- _ZU ERLEDIGEN_: Wiederhole aus dem Spielbericht wortgetreu die Stelle, die mit „Im ersten Satz“ einsetzt und bis einschließlich „so in Grenzen.“ reicht.

Die mit einer Top-sieben besetzten Emlichheimerinnen demonstrierten von Beginn an ihr volles Potenzial mit starken Aufschlägen, einer überragenden Zuspielerin Jana Brüning (MVP Gold) und diversen Variationsmöglichkeiten mit enormer Dynamik im Angriff. Dazu kam eine reaktionsschnelle Block-Feldabwehr. Der VC Osnabrück ließ sich trotz der Klasse auf der anderen Netzseite nicht „unterbuttern“ und hielt mit hohem Einsatz über die gesamte Partie dagegen. Deutlicher Unterschied zu den Gästen war aber eine zu hohe Fehlerquote im Übereifer.
Im ersten Satz lag Emlichheim schnell mit 9:4 vorne, baute den Vorsprung mit kompromisslosen Angriffen auf 20:9 aus und gewann den Durchgang schließlich mit 25:15. Am Ende hielt der VCO um eine starke Mittelblockerin Jolina Tönsing und die druckvolle Außenangreiferin Mailin Kreymborg immerhin nochmal dagegen und hielt das Ergebnis so in Grenzen.

- _ZU PRÜFENDE DATEN_:
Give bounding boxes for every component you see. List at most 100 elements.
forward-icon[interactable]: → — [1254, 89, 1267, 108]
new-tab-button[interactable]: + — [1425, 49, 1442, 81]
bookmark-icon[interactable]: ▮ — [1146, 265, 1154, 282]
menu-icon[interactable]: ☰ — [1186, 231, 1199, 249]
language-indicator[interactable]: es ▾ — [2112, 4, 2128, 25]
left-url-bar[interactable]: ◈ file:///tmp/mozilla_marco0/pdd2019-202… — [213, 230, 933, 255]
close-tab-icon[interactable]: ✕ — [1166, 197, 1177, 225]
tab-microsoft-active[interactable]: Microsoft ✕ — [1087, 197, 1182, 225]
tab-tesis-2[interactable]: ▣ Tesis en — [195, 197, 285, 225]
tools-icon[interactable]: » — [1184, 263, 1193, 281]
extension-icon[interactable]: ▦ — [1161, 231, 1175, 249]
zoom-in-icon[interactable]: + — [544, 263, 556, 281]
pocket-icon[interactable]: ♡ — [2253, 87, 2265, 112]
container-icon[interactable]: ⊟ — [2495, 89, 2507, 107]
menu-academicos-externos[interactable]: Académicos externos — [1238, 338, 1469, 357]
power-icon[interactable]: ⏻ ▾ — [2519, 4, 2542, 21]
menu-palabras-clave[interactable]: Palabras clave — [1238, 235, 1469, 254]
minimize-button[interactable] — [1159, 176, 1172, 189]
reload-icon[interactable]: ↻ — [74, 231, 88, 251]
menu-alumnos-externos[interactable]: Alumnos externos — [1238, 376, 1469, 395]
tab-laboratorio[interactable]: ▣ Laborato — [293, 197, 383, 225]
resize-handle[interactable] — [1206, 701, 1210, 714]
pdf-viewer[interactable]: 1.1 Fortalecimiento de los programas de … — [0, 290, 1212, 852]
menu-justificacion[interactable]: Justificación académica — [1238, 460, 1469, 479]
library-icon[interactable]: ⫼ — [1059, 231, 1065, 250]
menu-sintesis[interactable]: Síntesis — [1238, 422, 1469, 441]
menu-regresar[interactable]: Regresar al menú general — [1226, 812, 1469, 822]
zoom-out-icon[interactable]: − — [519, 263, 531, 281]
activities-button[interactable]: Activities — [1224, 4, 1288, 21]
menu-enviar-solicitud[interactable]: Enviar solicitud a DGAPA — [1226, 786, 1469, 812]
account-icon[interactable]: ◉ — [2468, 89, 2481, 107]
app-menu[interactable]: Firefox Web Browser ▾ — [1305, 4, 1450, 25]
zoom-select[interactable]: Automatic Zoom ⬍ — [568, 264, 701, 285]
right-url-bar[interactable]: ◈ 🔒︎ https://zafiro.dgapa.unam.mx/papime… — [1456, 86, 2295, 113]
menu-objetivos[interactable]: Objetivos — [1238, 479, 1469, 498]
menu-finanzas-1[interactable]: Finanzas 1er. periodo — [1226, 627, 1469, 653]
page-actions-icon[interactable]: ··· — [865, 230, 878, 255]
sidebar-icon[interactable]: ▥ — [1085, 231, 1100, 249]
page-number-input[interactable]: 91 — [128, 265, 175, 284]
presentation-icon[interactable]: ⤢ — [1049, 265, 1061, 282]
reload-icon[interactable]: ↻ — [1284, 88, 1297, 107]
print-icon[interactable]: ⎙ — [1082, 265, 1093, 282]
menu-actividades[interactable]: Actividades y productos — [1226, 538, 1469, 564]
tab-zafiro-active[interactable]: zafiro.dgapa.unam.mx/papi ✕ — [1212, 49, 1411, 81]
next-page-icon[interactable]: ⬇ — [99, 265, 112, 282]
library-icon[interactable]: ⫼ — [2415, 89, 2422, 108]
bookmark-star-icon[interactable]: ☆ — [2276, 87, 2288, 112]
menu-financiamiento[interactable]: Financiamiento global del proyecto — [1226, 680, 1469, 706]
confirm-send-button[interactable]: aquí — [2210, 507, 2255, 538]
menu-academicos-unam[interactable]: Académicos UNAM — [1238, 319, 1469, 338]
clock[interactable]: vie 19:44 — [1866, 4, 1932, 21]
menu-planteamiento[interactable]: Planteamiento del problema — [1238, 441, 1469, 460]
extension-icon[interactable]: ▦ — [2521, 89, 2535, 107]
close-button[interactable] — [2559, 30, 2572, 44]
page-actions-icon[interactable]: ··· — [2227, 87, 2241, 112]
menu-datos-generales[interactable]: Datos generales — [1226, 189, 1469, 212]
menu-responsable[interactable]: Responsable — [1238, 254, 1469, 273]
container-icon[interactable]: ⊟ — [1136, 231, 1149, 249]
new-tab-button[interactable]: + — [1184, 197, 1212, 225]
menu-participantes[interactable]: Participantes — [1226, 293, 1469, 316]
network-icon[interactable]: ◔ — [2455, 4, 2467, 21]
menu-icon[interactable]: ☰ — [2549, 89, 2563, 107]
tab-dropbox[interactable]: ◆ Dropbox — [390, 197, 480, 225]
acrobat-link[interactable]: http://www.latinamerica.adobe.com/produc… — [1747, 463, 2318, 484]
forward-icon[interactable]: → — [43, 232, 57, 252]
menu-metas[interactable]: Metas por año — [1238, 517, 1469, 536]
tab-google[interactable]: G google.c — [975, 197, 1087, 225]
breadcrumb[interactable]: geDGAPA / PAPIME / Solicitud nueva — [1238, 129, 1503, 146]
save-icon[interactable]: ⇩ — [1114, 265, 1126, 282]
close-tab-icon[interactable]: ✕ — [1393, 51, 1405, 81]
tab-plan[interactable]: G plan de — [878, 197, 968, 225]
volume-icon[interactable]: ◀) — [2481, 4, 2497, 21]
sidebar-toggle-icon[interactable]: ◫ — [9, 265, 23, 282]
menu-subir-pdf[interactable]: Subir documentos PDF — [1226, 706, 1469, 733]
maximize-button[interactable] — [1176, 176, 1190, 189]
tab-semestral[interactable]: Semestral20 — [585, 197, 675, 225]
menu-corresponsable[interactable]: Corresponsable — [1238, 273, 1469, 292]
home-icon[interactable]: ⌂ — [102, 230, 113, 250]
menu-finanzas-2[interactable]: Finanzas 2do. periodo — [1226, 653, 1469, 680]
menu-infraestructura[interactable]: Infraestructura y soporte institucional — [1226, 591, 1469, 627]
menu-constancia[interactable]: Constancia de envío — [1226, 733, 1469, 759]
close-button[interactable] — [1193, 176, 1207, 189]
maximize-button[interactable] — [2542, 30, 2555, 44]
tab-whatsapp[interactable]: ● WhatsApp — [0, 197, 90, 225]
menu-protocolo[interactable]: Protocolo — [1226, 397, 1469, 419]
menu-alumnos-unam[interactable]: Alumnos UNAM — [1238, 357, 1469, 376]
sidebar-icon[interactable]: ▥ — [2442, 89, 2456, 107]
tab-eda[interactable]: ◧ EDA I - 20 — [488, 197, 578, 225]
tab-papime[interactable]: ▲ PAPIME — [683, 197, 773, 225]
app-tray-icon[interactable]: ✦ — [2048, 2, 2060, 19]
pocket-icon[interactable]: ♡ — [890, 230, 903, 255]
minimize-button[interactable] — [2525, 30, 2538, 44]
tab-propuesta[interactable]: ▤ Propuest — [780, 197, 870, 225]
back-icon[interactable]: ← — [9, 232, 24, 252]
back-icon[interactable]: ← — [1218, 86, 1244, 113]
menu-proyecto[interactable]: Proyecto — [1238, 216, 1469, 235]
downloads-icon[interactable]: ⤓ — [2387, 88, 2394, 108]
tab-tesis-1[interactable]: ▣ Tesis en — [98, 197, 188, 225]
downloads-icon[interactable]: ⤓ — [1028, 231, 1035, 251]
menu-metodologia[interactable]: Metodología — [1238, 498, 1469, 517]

- _ERGEBNIS_:
Im ersten Satz lag Emlichheim schnell mit 9:4 vorne, baute den Vorsprung mit kompromisslosen Angriffen auf 20:9 aus und gewann den Durchgang schließlich mit 25:15. Am Ende hielt der VCO um eine starke Mittelblockerin Jolina Tönsing und die druckvolle Außenangreiferin Mailin Kreymborg immerhin nochmal dagegen und hielt das Ergebnis so in Grenzen.